Task requirements |
Output all of the entries below precisely as written.

Data entries
┌────────
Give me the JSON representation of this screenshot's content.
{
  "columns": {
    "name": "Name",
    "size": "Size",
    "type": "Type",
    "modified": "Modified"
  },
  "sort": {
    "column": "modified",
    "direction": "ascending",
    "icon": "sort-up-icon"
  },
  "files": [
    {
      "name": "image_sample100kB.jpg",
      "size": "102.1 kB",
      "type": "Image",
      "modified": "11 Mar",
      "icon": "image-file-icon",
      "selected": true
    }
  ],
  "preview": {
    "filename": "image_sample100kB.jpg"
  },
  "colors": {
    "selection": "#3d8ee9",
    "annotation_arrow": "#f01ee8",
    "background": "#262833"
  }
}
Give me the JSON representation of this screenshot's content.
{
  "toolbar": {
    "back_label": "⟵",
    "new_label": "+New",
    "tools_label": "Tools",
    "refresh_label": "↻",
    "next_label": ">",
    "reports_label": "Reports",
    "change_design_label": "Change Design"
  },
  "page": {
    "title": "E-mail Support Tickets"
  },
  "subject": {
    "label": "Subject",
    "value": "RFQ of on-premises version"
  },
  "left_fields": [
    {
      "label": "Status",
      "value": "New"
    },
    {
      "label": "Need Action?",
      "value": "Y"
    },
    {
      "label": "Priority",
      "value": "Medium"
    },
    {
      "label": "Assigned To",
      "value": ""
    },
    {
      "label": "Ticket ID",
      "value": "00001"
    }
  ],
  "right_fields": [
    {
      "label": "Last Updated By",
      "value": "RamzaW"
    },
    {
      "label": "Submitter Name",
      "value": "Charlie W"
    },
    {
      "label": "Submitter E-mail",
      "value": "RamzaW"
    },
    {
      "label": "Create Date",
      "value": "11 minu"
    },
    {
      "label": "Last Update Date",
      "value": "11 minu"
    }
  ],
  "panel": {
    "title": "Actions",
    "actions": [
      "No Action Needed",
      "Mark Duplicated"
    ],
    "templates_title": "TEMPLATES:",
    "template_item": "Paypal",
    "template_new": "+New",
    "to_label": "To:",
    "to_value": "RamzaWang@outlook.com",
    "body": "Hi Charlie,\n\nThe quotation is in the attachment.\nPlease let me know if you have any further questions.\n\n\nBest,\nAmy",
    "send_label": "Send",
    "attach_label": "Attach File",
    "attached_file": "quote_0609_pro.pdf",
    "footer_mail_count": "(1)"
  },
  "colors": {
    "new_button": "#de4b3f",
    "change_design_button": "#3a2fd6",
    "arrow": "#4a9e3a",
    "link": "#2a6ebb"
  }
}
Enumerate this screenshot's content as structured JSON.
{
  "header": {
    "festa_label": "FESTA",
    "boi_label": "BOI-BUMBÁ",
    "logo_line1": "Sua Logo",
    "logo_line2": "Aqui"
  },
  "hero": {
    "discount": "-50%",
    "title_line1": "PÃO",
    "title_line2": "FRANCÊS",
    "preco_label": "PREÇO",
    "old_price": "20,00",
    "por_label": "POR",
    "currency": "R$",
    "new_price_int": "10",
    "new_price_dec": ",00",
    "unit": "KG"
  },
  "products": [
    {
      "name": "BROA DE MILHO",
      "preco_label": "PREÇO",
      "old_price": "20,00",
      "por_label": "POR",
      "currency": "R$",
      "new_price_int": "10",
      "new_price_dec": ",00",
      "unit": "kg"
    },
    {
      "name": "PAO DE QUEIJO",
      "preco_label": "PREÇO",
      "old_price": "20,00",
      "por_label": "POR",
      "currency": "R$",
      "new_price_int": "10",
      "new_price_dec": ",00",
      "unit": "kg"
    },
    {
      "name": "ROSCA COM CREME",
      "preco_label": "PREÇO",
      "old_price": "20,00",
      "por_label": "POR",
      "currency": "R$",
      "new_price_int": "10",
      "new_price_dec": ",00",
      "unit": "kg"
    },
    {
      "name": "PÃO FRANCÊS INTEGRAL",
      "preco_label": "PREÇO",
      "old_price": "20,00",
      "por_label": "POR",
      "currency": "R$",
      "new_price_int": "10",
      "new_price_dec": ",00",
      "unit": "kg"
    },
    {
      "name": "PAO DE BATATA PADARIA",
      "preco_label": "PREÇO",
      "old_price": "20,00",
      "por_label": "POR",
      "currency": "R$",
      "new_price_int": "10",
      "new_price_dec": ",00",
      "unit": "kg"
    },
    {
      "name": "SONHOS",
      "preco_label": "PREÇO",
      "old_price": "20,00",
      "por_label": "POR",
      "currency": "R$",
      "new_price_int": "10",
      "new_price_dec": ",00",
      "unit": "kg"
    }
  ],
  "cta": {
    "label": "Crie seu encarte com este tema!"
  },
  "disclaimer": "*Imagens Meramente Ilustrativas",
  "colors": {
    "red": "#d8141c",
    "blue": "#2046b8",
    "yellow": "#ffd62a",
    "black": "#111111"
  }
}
└────────
Result below |
Give me the JSON representation of this screenshot's content.
{
  "columns": {
    "name": "Name",
    "size": "Size",
    "type": "Type",
    "modified": "Modified"
  },
  "sort": {
    "column": "modified",
    "direction": "ascending",
    "icon": "sort-up-icon"
  },
  "files": [
    {
      "name": "image_sample100kB.jpg",
      "size": "102.1 kB",
      "type": "Image",
      "modified": "11 Mar",
      "icon": "image-file-icon",
      "selected": true
    }
  ],
  "preview": {
    "filename": "image_sample100kB.jpg"
  },
  "colors": {
    "selection": "#3d8ee9",
    "annotation_arrow": "#f01ee8",
    "background": "#262833"
  }
}
Give me the JSON representation of this screenshot's content.
{
  "toolbar": {
    "back_label": "⟵",
    "new_label": "+New",
    "tools_label": "Tools",
    "refresh_label": "↻",
    "next_label": ">",
    "reports_label": "Reports",
    "change_design_label": "Change Design"
  },
  "page": {
    "title": "E-mail Support Tickets"
  },
  "subject": {
    "label": "Subject",
    "value": "RFQ of on-premises version"
  },
  "left_fields": [
    {
      "label": "Status",
      "value": "New"
    },
    {
      "label": "Need Action?",
      "value": "Y"
    },
    {
      "label": "Priority",
      "value": "Medium"
    },
    {
      "label": "Assigned To",
      "value": ""
    },
    {
      "label": "Ticket ID",
      "value": "00001"
    }
  ],
  "right_fields": [
    {
      "label": "Last Updated By",
      "value": "RamzaW"
    },
    {
      "label": "Submitter Name",
      "value": "Charlie W"
    },
    {
      "label": "Submitter E-mail",
      "value": "RamzaW"
    },
    {
      "label": "Create Date",
      "value": "11 minu"
    },
    {
      "label": "Last Update Date",
      "value": "11 minu"
    }
  ],
  "panel": {
    "title": "Actions",
    "actions": [
      "No Action Needed",
      "Mark Duplicated"
    ],
    "templates_title": "TEMPLATES:",
    "template_item": "Paypal",
    "template_new": "+New",
    "to_label": "To:",
    "to_value": "RamzaWang@outlook.com",
    "body": "Hi Charlie,\n\nThe quotation is in the attachment.\nPlease let me know if you have any further questions.\n\n\nBest,\nAmy",
    "send_label": "Send",
    "attach_label": "Attach File",
    "attached_file": "quote_0609_pro.pdf",
    "footer_mail_count": "(1)"
  },
  "colors": {
    "new_button": "#de4b3f",
    "change_design_button": "#3a2fd6",
    "arrow": "#4a9e3a",
    "link": "#2a6ebb"
  }
}
Enumerate this screenshot's content as structured JSON.
{
  "header": {
    "festa_label": "FESTA",
    "boi_label": "BOI-BUMBÁ",
    "logo_line1": "Sua Logo",
    "logo_line2": "Aqui"
  },
  "hero": {
    "discount": "-50%",
    "title_line1": "PÃO",
    "title_line2": "FRANCÊS",
    "preco_label": "PREÇO",
    "old_price": "20,00",
    "por_label": "POR",
    "currency": "R$",
    "new_price_int": "10",
    "new_price_dec": ",00",
    "unit": "KG"
  },
  "products": [
    {
      "name": "BROA DE MILHO",
      "preco_label": "PREÇO",
      "old_price": "20,00",
      "por_label": "POR",
      "currency": "R$",
      "new_price_int": "10",
      "new_price_dec": ",00",
      "unit": "kg"
    },
    {
      "name": "PAO DE QUEIJO",
      "preco_label": "PREÇO",
      "old_price": "20,00",
      "por_label": "POR",
      "currency": "R$",
      "new_price_int": "10",
      "new_price_dec": ",00",
      "unit": "kg"
    },
    {
      "name": "ROSCA COM CREME",
      "preco_label": "PREÇO",
      "old_price": "20,00",
      "por_label": "POR",
      "currency": "R$",
      "new_price_int": "10",
      "new_price_dec": ",00",
      "unit": "kg"
    },
    {
      "name": "PÃO FRANCÊS INTEGRAL",
      "preco_label": "PREÇO",
      "old_price": "20,00",
      "por_label": "POR",
      "currency": "R$",
      "new_price_int": "10",
      "new_price_dec": ",00",
      "unit": "kg"
    },
    {
      "name": "PAO DE BATATA PADARIA",
      "preco_label": "PREÇO",
      "old_price": "20,00",
      "por_label": "POR",
      "currency": "R$",
      "new_price_int": "10",
      "new_price_dec": ",00",
      "unit": "kg"
    },
    {
      "name": "SONHOS",
      "preco_label": "PREÇO",
      "old_price": "20,00",
      "por_label": "POR",
      "currency": "R$",
      "new_price_int": "10",
      "new_price_dec": ",00",
      "unit": "kg"
    }
  ],
  "cta": {
    "label": "Crie seu encarte com este tema!"
  },
  "disclaimer": "*Imagens Meramente Ilustrativas",
  "colors": {
    "red": "#d8141c",
    "blue": "#2046b8",
    "yellow": "#ffd62a",
    "black": "#111111"
  }
}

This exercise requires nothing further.